### Provided information
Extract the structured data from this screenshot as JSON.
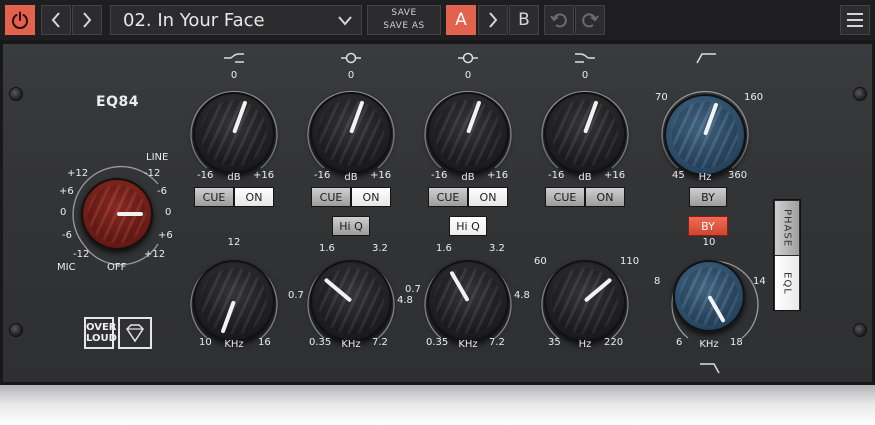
{
  "toolbar": {
    "preset_name": "02. In Your Face",
    "save_label": "SAVE",
    "save_as_label": "SAVE AS",
    "ab_a_label": "A",
    "ab_b_label": "B",
    "icons": [
      "power-icon",
      "chevron-left-icon",
      "chevron-right-icon",
      "chevron-down-icon",
      "arrow-right-icon",
      "undo-icon",
      "redo-icon",
      "hamburger-menu-icon"
    ],
    "accent_color": "#e2624e"
  },
  "device": {
    "name": "EQ84",
    "input": {
      "ticks": [
        "+12",
        "+6",
        "0",
        "-6",
        "-12"
      ],
      "line_label": "LINE",
      "line_ticks": [
        "-12",
        "-6",
        "0",
        "+6",
        "+12"
      ],
      "mic_label": "MIC",
      "off_label": "OFF"
    },
    "bands": [
      {
        "gain": {
          "top": "0",
          "min": "-16",
          "unit": "dB",
          "max": "+16"
        },
        "cue": "CUE",
        "on": "ON",
        "freq": {
          "top": "12",
          "min": "10",
          "unit": "KHz",
          "max": "16"
        }
      },
      {
        "gain": {
          "top": "0",
          "min": "-16",
          "unit": "dB",
          "max": "+16"
        },
        "cue": "CUE",
        "on": "ON",
        "hiq": "Hi Q",
        "freq": {
          "tl": "1.6",
          "tr": "3.2",
          "l": "0.7",
          "r": "4.8",
          "min": "0.35",
          "unit": "KHz",
          "max": "7.2"
        }
      },
      {
        "gain": {
          "top": "0",
          "min": "-16",
          "unit": "dB",
          "max": "+16"
        },
        "cue": "CUE",
        "on": "ON",
        "hiq": "Hi Q",
        "freq": {
          "tl": "1.6",
          "tr": "3.2",
          "l": "0.7",
          "r": "4.8",
          "min": "0.35",
          "unit": "KHz",
          "max": "7.2"
        }
      },
      {
        "gain": {
          "top": "0",
          "min": "-16",
          "unit": "dB",
          "max": "+16"
        },
        "cue": "CUE",
        "on": "ON",
        "freq": {
          "tl": "60",
          "tr": "110",
          "min": "35",
          "unit": "Hz",
          "max": "220"
        }
      }
    ],
    "hpf": {
      "tl": "70",
      "tr": "160",
      "min": "45",
      "unit": "Hz",
      "max": "360",
      "by": "BY"
    },
    "lpf": {
      "by": "BY",
      "top": "10",
      "l": "8",
      "r": "14",
      "min": "6",
      "unit": "KHz",
      "max": "18"
    },
    "phase_label": "PHASE",
    "eql_label": "EQL",
    "logo_text": "OVER LOUD"
  }
}
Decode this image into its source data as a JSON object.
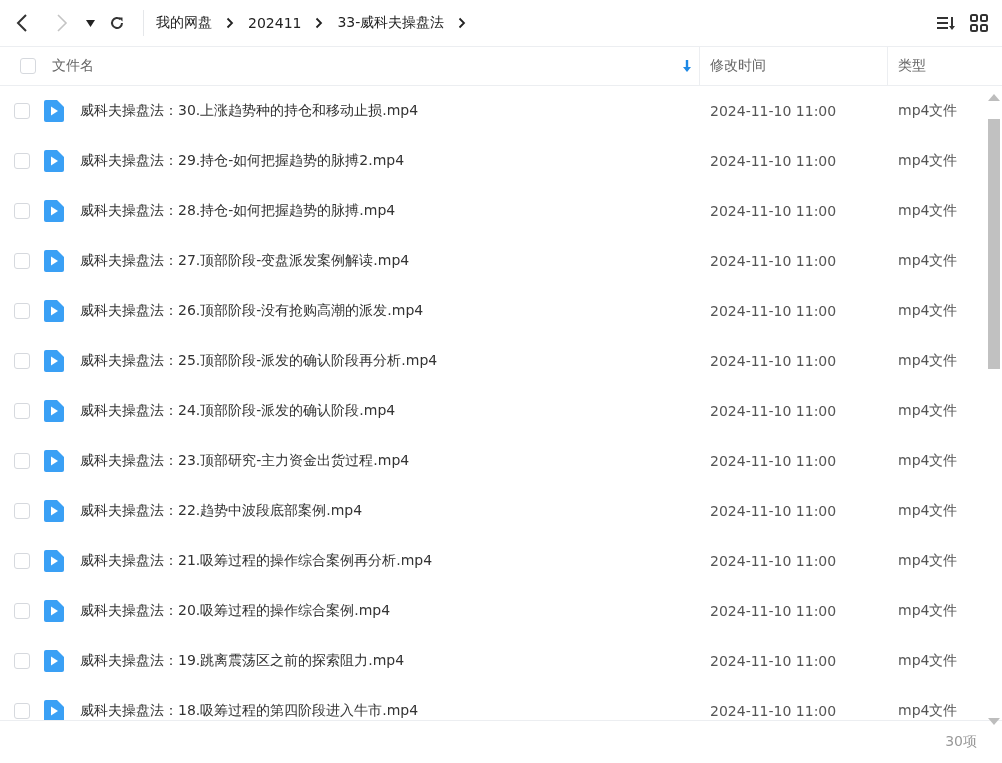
{
  "breadcrumb": [
    "我的网盘",
    "202411",
    "33-威科夫操盘法"
  ],
  "table": {
    "columns": [
      {
        "label": "文件名",
        "sorted": true
      },
      {
        "label": "修改时间",
        "sorted": false
      },
      {
        "label": "类型",
        "sorted": false
      }
    ],
    "select_all": {
      "checked": false
    },
    "rows": [
      {
        "name": "威科夫操盘法：30.上涨趋势种的持仓和移动止损.mp4",
        "modified": "2024-11-10 11:00",
        "type": "mp4文件",
        "checked": false
      },
      {
        "name": "威科夫操盘法：29.持仓-如何把握趋势的脉搏2.mp4",
        "modified": "2024-11-10 11:00",
        "type": "mp4文件",
        "checked": false
      },
      {
        "name": "威科夫操盘法：28.持仓-如何把握趋势的脉搏.mp4",
        "modified": "2024-11-10 11:00",
        "type": "mp4文件",
        "checked": false
      },
      {
        "name": "威科夫操盘法：27.顶部阶段-变盘派发案例解读.mp4",
        "modified": "2024-11-10 11:00",
        "type": "mp4文件",
        "checked": false
      },
      {
        "name": "威科夫操盘法：26.顶部阶段-没有抢购高潮的派发.mp4",
        "modified": "2024-11-10 11:00",
        "type": "mp4文件",
        "checked": false
      },
      {
        "name": "威科夫操盘法：25.顶部阶段-派发的确认阶段再分析.mp4",
        "modified": "2024-11-10 11:00",
        "type": "mp4文件",
        "checked": false
      },
      {
        "name": "威科夫操盘法：24.顶部阶段-派发的确认阶段.mp4",
        "modified": "2024-11-10 11:00",
        "type": "mp4文件",
        "checked": false
      },
      {
        "name": "威科夫操盘法：23.顶部研究-主力资金出货过程.mp4",
        "modified": "2024-11-10 11:00",
        "type": "mp4文件",
        "checked": false
      },
      {
        "name": "威科夫操盘法：22.趋势中波段底部案例.mp4",
        "modified": "2024-11-10 11:00",
        "type": "mp4文件",
        "checked": false
      },
      {
        "name": "威科夫操盘法：21.吸筹过程的操作综合案例再分析.mp4",
        "modified": "2024-11-10 11:00",
        "type": "mp4文件",
        "checked": false
      },
      {
        "name": "威科夫操盘法：20.吸筹过程的操作综合案例.mp4",
        "modified": "2024-11-10 11:00",
        "type": "mp4文件",
        "checked": false
      },
      {
        "name": "威科夫操盘法：19.跳离震荡区之前的探索阻力.mp4",
        "modified": "2024-11-10 11:00",
        "type": "mp4文件",
        "checked": false
      },
      {
        "name": "威科夫操盘法：18.吸筹过程的第四阶段进入牛市.mp4",
        "modified": "2024-11-10 11:00",
        "type": "mp4文件",
        "checked": false
      }
    ]
  },
  "status_bar": {
    "count": "30项"
  }
}
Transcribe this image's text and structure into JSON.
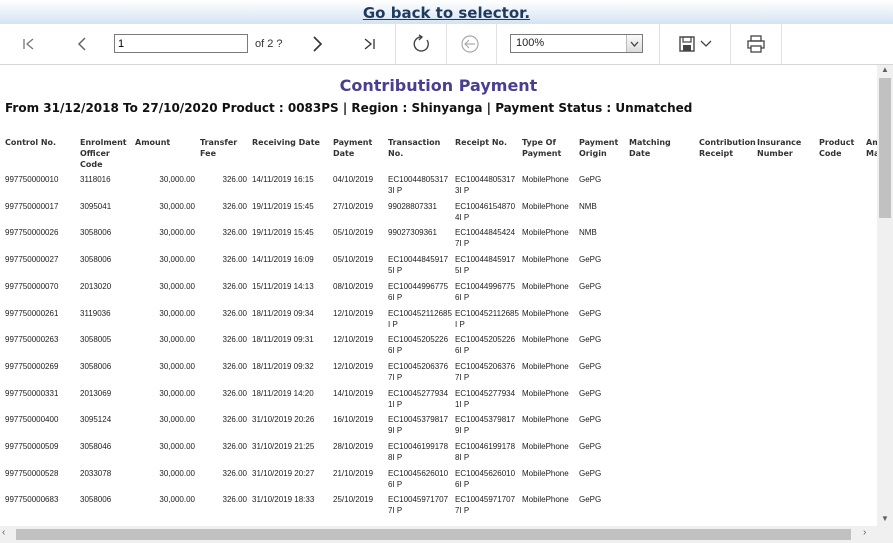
{
  "topbar": {
    "link": "Go back to selector."
  },
  "toolbar": {
    "page_value": "1",
    "page_of": "of 2 ?",
    "zoom_value": "100%"
  },
  "report": {
    "title": "Contribution Payment",
    "subtitle": "From 31/12/2018 To 27/10/2020 Product : 0083PS | Region : Shinyanga | Payment Status : Unmatched",
    "columns": [
      "Control No.",
      "Enrolment Officer Code",
      "Amount",
      "Transfer Fee",
      "Receiving Date",
      "Payment Date",
      "Transaction No.",
      "Receipt No.",
      "Type Of Payment",
      "Payment Origin",
      "Matching Date",
      "Contribution Receipt",
      "Insurance Number",
      "Product Code",
      "Am Ma"
    ],
    "rows": [
      [
        "997750000010",
        "3118016",
        "30,000.00",
        "326.00",
        "14/11/2019 16:15",
        "04/10/2019",
        "EC100448053173I P",
        "EC100448053173I P",
        "MobilePhone",
        "GePG"
      ],
      [
        "997750000017",
        "3095041",
        "30,000.00",
        "326.00",
        "19/11/2019 15:45",
        "27/10/2019",
        "99028807331",
        "EC100461548704I P",
        "MobilePhone",
        "NMB"
      ],
      [
        "997750000026",
        "3058006",
        "30,000.00",
        "326.00",
        "19/11/2019 15:45",
        "05/10/2019",
        "99027309361",
        "EC100448454247I P",
        "MobilePhone",
        "NMB"
      ],
      [
        "997750000027",
        "3058006",
        "30,000.00",
        "326.00",
        "14/11/2019 16:09",
        "05/10/2019",
        "EC100448459175I P",
        "EC100448459175I P",
        "MobilePhone",
        "GePG"
      ],
      [
        "997750000070",
        "2013020",
        "30,000.00",
        "326.00",
        "15/11/2019 14:13",
        "08/10/2019",
        "EC100449967756I P",
        "EC100449967756I P",
        "MobilePhone",
        "GePG"
      ],
      [
        "997750000261",
        "3119036",
        "30,000.00",
        "326.00",
        "18/11/2019 09:34",
        "12/10/2019",
        "EC100452112685I P",
        "EC100452112685I P",
        "MobilePhone",
        "GePG"
      ],
      [
        "997750000263",
        "3058005",
        "30,000.00",
        "326.00",
        "18/11/2019 09:31",
        "12/10/2019",
        "EC100452052266I P",
        "EC100452052266I P",
        "MobilePhone",
        "GePG"
      ],
      [
        "997750000269",
        "3058006",
        "30,000.00",
        "326.00",
        "18/11/2019 09:32",
        "12/10/2019",
        "EC100452063767I P",
        "EC100452063767I P",
        "MobilePhone",
        "GePG"
      ],
      [
        "997750000331",
        "2013069",
        "30,000.00",
        "326.00",
        "18/11/2019 14:20",
        "14/10/2019",
        "EC100452779341I P",
        "EC100452779341I P",
        "MobilePhone",
        "GePG"
      ],
      [
        "997750000400",
        "3095124",
        "30,000.00",
        "326.00",
        "31/10/2019 20:26",
        "16/10/2019",
        "EC100453798179I P",
        "EC100453798179I P",
        "MobilePhone",
        "GePG"
      ],
      [
        "997750000509",
        "3058046",
        "30,000.00",
        "326.00",
        "31/10/2019 21:25",
        "28/10/2019",
        "EC100461991788I P",
        "EC100461991788I P",
        "MobilePhone",
        "GePG"
      ],
      [
        "997750000528",
        "2033078",
        "30,000.00",
        "326.00",
        "31/10/2019 20:27",
        "21/10/2019",
        "EC100456260106I P",
        "EC100456260106I P",
        "MobilePhone",
        "GePG"
      ],
      [
        "997750000683",
        "3058006",
        "30,000.00",
        "326.00",
        "31/10/2019 18:33",
        "25/10/2019",
        "EC100459717077I P",
        "EC100459717077I P",
        "MobilePhone",
        "GePG"
      ]
    ]
  }
}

### What the task asks
Report each line in the data that holds the word "顶部阶段".

### The response
        "name": "威科夫操盘法：27.顶部阶段-变盘派发案例解读.mp4",
        "name": "威科夫操盘法：26.顶部阶段-没有抢购高潮的派发.mp4",
        "name": "威科夫操盘法：25.顶部阶段-派发的确认阶段再分析.mp4",
        "name": "威科夫操盘法：24.顶部阶段-派发的确认阶段.mp4",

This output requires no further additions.